Do this ::
Reproduce the data below line for line, changing nothing.

***** Records provided *****

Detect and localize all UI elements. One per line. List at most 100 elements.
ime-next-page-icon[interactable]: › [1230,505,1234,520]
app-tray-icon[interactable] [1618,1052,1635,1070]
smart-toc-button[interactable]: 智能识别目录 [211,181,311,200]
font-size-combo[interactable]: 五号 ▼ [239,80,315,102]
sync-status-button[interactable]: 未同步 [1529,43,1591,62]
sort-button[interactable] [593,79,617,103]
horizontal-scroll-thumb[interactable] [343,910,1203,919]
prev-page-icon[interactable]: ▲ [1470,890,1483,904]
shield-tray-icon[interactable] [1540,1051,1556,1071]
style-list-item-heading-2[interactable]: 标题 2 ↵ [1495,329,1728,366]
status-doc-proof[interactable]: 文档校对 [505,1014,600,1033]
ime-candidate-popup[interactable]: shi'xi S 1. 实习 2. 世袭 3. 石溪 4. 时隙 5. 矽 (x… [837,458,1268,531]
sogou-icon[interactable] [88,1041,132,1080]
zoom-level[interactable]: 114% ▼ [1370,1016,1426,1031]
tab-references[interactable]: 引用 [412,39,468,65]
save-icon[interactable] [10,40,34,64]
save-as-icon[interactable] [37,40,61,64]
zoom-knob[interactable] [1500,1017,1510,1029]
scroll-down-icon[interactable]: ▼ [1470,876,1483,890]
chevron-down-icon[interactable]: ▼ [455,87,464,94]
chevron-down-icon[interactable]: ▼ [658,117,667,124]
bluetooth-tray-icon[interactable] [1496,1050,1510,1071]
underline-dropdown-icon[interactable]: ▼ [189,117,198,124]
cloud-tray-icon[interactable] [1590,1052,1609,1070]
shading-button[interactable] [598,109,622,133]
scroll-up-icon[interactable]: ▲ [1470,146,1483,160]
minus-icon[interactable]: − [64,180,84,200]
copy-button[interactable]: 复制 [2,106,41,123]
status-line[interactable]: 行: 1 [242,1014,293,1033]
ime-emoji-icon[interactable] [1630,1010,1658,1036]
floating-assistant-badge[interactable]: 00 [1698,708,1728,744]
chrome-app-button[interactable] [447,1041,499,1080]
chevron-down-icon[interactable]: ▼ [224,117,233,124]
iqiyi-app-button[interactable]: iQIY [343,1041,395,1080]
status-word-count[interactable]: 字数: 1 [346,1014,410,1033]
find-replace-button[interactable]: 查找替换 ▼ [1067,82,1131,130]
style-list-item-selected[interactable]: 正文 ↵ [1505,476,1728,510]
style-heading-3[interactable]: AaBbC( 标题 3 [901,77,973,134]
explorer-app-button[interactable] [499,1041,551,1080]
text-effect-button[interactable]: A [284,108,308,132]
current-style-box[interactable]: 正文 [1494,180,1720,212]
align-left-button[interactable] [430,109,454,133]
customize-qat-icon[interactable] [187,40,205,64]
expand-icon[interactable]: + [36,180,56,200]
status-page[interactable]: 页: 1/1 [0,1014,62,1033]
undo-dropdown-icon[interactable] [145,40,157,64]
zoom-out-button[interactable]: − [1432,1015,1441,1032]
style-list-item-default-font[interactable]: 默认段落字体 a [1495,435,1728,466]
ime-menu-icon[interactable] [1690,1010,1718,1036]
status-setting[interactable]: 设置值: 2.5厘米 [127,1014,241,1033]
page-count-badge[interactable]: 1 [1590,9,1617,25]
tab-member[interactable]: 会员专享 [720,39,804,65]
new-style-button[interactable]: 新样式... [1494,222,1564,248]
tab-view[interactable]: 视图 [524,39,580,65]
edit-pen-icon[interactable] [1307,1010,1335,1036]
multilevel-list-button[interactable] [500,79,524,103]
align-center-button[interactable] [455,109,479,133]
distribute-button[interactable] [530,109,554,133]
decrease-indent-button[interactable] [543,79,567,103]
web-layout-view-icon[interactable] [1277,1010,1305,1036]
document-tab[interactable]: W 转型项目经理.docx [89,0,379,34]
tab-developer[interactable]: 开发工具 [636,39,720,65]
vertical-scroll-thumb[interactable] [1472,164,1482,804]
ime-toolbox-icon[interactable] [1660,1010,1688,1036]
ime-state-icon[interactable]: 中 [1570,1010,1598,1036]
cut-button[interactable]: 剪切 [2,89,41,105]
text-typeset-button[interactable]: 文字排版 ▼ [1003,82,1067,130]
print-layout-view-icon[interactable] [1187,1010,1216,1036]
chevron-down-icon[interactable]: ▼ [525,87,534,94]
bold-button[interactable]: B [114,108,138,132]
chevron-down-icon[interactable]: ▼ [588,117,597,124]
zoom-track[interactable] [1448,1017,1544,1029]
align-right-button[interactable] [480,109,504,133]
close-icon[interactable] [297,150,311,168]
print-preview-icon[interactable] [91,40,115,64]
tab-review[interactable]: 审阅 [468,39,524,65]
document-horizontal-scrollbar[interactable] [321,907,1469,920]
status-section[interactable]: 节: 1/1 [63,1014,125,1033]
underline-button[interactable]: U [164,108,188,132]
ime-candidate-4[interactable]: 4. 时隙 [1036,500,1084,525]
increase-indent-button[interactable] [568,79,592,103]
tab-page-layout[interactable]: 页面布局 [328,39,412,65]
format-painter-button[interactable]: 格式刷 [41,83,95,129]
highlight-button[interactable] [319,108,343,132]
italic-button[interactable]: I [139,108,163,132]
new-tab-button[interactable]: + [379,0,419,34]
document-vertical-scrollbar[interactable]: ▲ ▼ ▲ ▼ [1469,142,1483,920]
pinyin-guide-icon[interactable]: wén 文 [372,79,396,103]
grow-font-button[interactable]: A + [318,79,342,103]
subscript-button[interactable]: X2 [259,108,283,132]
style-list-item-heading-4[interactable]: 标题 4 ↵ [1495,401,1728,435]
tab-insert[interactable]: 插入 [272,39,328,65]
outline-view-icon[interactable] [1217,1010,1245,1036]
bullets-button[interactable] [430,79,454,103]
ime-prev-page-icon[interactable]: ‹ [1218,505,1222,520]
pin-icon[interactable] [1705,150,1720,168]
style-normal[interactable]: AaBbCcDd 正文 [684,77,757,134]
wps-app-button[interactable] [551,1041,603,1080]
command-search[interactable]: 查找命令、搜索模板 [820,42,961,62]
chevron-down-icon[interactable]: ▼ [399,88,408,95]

*****

Solution to this task ::
Detect and localize all UI elements. One per line. List at most 100 elements.
ime-next-page-icon[interactable]: › [1230,505,1234,520]
app-tray-icon[interactable] [1618,1052,1635,1070]
smart-toc-button[interactable]: 智能识别目录 [211,181,311,200]
font-size-combo[interactable]: 五号 ▼ [239,80,315,102]
sync-status-button[interactable]: 未同步 [1529,43,1591,62]
sort-button[interactable] [593,79,617,103]
horizontal-scroll-thumb[interactable] [343,910,1203,919]
prev-page-icon[interactable]: ▲ [1470,890,1483,904]
shield-tray-icon[interactable] [1540,1051,1556,1071]
style-list-item-heading-2[interactable]: 标题 2 ↵ [1495,329,1728,366]
status-doc-proof[interactable]: 文档校对 [505,1014,600,1033]
ime-candidate-popup[interactable]: shi'xi S 1. 实习 2. 世袭 3. 石溪 4. 时隙 5. 矽 (x… [837,458,1268,531]
sogou-icon[interactable] [88,1041,132,1080]
zoom-level[interactable]: 114% ▼ [1370,1016,1426,1031]
tab-references[interactable]: 引用 [412,39,468,65]
save-icon[interactable] [10,40,34,64]
save-as-icon[interactable] [37,40,61,64]
zoom-knob[interactable] [1500,1017,1510,1029]
scroll-down-icon[interactable]: ▼ [1470,876,1483,890]
chevron-down-icon[interactable]: ▼ [455,87,464,94]
chevron-down-icon[interactable]: ▼ [658,117,667,124]
bluetooth-tray-icon[interactable] [1496,1050,1510,1071]
underline-dropdown-icon[interactable]: ▼ [189,117,198,124]
cloud-tray-icon[interactable] [1590,1052,1609,1070]
shading-button[interactable] [598,109,622,133]
scroll-up-icon[interactable]: ▲ [1470,146,1483,160]
minus-icon[interactable]: − [64,180,84,200]
copy-button[interactable]: 复制 [2,106,41,123]
status-line[interactable]: 行: 1 [242,1014,293,1033]
ime-emoji-icon[interactable] [1630,1010,1658,1036]
floating-assistant-badge[interactable]: 00 [1698,708,1728,744]
chrome-app-button[interactable] [447,1041,499,1080]
chevron-down-icon[interactable]: ▼ [224,117,233,124]
iqiyi-app-button[interactable]: iQIY [343,1041,395,1080]
status-word-count[interactable]: 字数: 1 [346,1014,410,1033]
find-replace-button[interactable]: 查找替换 ▼ [1067,82,1131,130]
style-list-item-selected[interactable]: 正文 ↵ [1505,476,1728,510]
style-heading-3[interactable]: AaBbC( 标题 3 [901,77,973,134]
explorer-app-button[interactable] [499,1041,551,1080]
text-effect-button[interactable]: A [284,108,308,132]
current-style-box[interactable]: 正文 [1494,180,1720,212]
align-left-button[interactable] [430,109,454,133]
customize-qat-icon[interactable] [187,40,205,64]
expand-icon[interactable]: + [36,180,56,200]
status-page[interactable]: 页: 1/1 [0,1014,62,1033]
undo-dropdown-icon[interactable] [145,40,157,64]
zoom-out-button[interactable]: − [1432,1015,1441,1032]
style-list-item-default-font[interactable]: 默认段落字体 a [1495,435,1728,466]
ime-menu-icon[interactable] [1690,1010,1718,1036]
status-setting[interactable]: 设置值: 2.5厘米 [127,1014,241,1033]
page-count-badge[interactable]: 1 [1590,9,1617,25]
tab-member[interactable]: 会员专享 [720,39,804,65]
new-style-button[interactable]: 新样式... [1494,222,1564,248]
tab-view[interactable]: 视图 [524,39,580,65]
edit-pen-icon[interactable] [1307,1010,1335,1036]
multilevel-list-button[interactable] [500,79,524,103]
align-center-button[interactable] [455,109,479,133]
distribute-button[interactable] [530,109,554,133]
decrease-indent-button[interactable] [543,79,567,103]
web-layout-view-icon[interactable] [1277,1010,1305,1036]
document-tab[interactable]: W 转型项目经理.docx [89,0,379,34]
tab-developer[interactable]: 开发工具 [636,39,720,65]
vertical-scroll-thumb[interactable] [1472,164,1482,804]
ime-toolbox-icon[interactable] [1660,1010,1688,1036]
ime-state-icon[interactable]: 中 [1570,1010,1598,1036]
cut-button[interactable]: 剪切 [2,89,41,105]
text-typeset-button[interactable]: 文字排版 ▼ [1003,82,1067,130]
print-layout-view-icon[interactable] [1187,1010,1216,1036]
chevron-down-icon[interactable]: ▼ [525,87,534,94]
bold-button[interactable]: B [114,108,138,132]
chevron-down-icon[interactable]: ▼ [588,117,597,124]
zoom-track[interactable] [1448,1017,1544,1029]
align-right-button[interactable] [480,109,504,133]
close-icon[interactable] [297,150,311,168]
print-preview-icon[interactable] [91,40,115,64]
tab-review[interactable]: 审阅 [468,39,524,65]
document-horizontal-scrollbar[interactable] [321,907,1469,920]
status-section[interactable]: 节: 1/1 [63,1014,125,1033]
underline-button[interactable]: U [164,108,188,132]
ime-candidate-4[interactable]: 4. 时隙 [1036,500,1084,525]
increase-indent-button[interactable] [568,79,592,103]
tab-page-layout[interactable]: 页面布局 [328,39,412,65]
format-painter-button[interactable]: 格式刷 [41,83,95,129]
highlight-button[interactable] [319,108,343,132]
italic-button[interactable]: I [139,108,163,132]
new-tab-button[interactable]: + [379,0,419,34]
document-vertical-scrollbar[interactable]: ▲ ▼ ▲ ▼ [1469,142,1483,920]
pinyin-guide-icon[interactable]: wén 文 [372,79,396,103]
grow-font-button[interactable]: A + [318,79,342,103]
subscript-button[interactable]: X2 [259,108,283,132]
style-list-item-heading-4[interactable]: 标题 4 ↵ [1495,401,1728,435]
tab-insert[interactable]: 插入 [272,39,328,65]
outline-view-icon[interactable] [1217,1010,1245,1036]
bullets-button[interactable] [430,79,454,103]
ime-prev-page-icon[interactable]: ‹ [1218,505,1222,520]
pin-icon[interactable] [1705,150,1720,168]
style-normal[interactable]: AaBbCcDd 正文 [684,77,757,134]
wps-app-button[interactable] [551,1041,603,1080]
command-search[interactable]: 查找命令、搜索模板 [820,42,961,62]
chevron-down-icon[interactable]: ▼ [399,88,408,95]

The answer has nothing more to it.